DOCUMENT SEGMENT below:

I'd love to hear the village grapevine on that one!
ReplyDeleteWe lived on the boundary between two departments - a line as impervious to the exchange of information as the Berlin Wall.
Up the road was a small field full of cannabis plants.....being watched by gendarmerie from both departments...from different viewpoints.
We didn't hear it but our neighbour reported excitedly that there was firing going on at the field and on going up there on his bike he had seen gendarmerie vans heading off in their separate directions.
Indiscreet enquiry revealed that each was unaware of the others' interest....that a member of one group had advanced into the field on a call of nature, had been mistaken for a harvester by the other group who had charged forward hopefully only to be mistaken in their turn for harvesters...
What part the man on a call of nature took in the affair remained shrouded in mystery...
And the chap owning the field had a licence to grow it anyway.
Ha! Fly, it appears from your story that cannabis may be the new courgettes! I had no idea that its cultivation was so widespread! Karine's other neighbour, Jean (a Dutchman) has often recounted the story of their visit from the Gendarmes, when their son, born in France of Dutch parents, but firmly convinced - as, indeed, were they - that he was Dutch, was paid a visit by the Gendarmes, anxious to claim him as a Frenchman and whip him away for his service militaire. The whole conversation took place in their conservatory, with the two visiting gendarmes seemingly oblivious to the fact that they were chatting among the thriving cannabis plantation that the young man was cultivating in there. I really must pay more attention. Maybe the local market stall isn't all tomatoes and courgettes after all......
DeleteFontevraud Abbey's recreation of a medieval garden sported some wonderful cannabis plants some years ago....

End of DOCUMENT SEGMENT.
RECORDED DATA below:

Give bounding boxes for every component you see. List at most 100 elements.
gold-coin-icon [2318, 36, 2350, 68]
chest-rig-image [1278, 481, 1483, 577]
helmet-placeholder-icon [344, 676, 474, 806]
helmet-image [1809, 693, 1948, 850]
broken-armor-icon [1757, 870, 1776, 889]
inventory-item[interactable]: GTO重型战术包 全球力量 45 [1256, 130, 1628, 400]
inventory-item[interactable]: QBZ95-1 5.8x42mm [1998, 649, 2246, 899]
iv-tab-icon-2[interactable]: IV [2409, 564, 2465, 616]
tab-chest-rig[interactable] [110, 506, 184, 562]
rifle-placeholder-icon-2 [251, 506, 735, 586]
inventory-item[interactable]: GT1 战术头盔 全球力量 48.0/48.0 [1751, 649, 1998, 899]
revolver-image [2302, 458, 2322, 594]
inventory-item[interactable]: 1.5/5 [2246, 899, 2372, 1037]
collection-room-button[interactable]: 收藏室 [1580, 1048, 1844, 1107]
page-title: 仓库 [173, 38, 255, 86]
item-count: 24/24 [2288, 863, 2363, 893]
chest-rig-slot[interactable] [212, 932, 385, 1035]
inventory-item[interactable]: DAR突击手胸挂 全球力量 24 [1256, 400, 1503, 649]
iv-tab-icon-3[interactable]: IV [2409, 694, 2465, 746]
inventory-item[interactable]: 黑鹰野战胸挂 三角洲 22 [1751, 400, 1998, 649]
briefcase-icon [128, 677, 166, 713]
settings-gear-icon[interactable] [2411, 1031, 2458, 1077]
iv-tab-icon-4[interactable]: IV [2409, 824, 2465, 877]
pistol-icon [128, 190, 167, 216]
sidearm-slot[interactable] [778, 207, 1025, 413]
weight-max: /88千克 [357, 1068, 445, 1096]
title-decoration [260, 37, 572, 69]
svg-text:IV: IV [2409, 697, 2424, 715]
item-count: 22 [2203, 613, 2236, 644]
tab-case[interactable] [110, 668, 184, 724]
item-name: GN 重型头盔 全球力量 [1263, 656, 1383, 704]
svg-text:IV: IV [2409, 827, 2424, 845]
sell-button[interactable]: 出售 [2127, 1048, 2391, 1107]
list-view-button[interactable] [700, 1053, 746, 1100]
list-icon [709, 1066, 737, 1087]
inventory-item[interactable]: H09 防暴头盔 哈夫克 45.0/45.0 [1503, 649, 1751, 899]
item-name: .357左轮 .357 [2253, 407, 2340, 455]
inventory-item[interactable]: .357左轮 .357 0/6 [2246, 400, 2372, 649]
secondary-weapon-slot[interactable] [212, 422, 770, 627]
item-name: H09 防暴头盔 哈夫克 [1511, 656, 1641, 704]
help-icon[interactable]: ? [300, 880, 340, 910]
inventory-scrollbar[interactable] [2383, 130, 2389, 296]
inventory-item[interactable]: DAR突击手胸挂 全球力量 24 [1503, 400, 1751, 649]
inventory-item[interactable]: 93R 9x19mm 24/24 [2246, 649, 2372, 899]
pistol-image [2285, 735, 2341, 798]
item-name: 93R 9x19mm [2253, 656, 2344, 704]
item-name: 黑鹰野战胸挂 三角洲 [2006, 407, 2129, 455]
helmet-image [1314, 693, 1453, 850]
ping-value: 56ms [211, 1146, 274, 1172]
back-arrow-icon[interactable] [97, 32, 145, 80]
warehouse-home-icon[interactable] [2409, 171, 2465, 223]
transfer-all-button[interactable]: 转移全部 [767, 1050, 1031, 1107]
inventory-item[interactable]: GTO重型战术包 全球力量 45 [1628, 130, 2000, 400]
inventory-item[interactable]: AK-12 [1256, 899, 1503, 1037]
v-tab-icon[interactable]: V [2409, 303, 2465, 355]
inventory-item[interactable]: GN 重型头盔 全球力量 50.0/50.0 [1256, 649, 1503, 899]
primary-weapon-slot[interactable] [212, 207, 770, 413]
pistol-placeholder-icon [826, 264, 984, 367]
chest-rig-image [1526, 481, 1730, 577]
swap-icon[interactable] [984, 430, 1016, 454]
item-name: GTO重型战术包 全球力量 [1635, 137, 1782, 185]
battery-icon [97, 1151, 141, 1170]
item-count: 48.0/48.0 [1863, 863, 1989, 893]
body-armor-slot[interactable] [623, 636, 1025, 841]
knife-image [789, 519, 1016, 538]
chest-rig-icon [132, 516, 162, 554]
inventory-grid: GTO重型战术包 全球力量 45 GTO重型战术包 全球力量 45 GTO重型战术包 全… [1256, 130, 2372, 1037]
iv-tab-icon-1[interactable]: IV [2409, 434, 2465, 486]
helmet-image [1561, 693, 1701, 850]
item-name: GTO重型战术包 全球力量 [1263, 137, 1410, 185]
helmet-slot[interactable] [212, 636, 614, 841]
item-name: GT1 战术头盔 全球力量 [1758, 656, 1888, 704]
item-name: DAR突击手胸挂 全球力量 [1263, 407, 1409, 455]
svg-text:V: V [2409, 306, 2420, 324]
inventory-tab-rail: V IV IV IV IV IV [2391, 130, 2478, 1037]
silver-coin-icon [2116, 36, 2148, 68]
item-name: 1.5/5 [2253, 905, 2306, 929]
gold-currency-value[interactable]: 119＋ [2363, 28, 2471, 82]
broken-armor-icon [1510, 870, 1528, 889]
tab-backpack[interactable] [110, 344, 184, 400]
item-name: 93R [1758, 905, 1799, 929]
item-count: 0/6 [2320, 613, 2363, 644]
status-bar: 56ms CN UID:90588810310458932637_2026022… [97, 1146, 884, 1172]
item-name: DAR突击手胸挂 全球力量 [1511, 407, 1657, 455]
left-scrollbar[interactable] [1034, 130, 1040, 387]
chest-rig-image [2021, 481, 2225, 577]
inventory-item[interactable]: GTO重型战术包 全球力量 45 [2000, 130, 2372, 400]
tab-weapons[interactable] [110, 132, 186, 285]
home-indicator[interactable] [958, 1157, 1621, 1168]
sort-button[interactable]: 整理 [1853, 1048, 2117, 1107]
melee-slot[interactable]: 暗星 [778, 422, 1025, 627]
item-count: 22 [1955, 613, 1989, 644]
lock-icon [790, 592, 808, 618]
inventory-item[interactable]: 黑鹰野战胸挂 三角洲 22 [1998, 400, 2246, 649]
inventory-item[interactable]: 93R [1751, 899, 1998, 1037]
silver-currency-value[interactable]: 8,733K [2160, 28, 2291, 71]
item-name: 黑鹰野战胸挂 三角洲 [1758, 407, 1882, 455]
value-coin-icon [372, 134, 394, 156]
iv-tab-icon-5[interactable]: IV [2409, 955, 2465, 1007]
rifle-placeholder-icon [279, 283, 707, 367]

End of RECORDED DATA.

TASKS AND EXERCISES:
A - Answer these questions from the comments about cannabis growing in France:
(i) What did the neighbour see when he went up to the field on his bike?
(ii) What did the man who owned the field have?
(iii) Where did the conversation with the two visiting gendarmes take place?
B - Translate this sentence from the comments about cannabis growing into French: "And the chap owning the field had a licence to grow it anyway."

RESULTS OF THE EXERCISE:
A -
(i) Gendarmerie vans heading off in their separate directions.
(ii) A licence to grow it.
(iii) In their conservatory.

B - Et le type à qui appartenait le champ avait de toute façon une licence pour le cultiver.